* **What is being asked**
Search the records below for the word "GRAPHISOFT". Pull out each line that has it.

* **Exercise data**
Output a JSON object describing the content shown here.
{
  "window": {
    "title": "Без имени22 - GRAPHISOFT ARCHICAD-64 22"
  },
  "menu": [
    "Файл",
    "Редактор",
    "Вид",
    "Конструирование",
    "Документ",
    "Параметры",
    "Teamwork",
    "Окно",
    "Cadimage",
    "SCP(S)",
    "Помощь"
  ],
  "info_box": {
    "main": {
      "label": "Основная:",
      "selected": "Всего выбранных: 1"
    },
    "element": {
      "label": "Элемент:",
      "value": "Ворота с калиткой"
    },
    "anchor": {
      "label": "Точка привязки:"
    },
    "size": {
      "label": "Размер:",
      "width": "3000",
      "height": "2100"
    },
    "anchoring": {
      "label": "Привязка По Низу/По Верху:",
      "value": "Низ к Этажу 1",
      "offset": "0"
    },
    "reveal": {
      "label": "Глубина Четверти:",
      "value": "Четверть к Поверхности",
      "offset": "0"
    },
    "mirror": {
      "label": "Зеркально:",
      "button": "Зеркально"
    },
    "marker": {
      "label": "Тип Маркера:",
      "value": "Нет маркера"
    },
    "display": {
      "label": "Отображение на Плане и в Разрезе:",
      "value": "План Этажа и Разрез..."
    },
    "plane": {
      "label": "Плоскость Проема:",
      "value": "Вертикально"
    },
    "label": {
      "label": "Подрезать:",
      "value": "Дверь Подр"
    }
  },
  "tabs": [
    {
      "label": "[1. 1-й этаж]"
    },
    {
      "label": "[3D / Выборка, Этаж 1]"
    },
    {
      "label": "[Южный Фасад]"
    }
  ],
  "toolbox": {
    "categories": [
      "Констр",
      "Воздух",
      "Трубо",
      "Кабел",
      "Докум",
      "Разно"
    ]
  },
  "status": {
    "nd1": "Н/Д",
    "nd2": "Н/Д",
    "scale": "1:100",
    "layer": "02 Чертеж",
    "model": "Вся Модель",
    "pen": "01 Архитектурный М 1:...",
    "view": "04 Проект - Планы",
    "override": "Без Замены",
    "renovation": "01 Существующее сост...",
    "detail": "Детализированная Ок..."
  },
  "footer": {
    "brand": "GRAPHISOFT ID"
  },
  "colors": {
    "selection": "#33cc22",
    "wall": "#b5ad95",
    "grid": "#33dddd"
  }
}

* **Output for this task**
    "title": "Без имени22 - GRAPHISOFT ARCHICAD-64 22"
    "brand": "GRAPHISOFT ID"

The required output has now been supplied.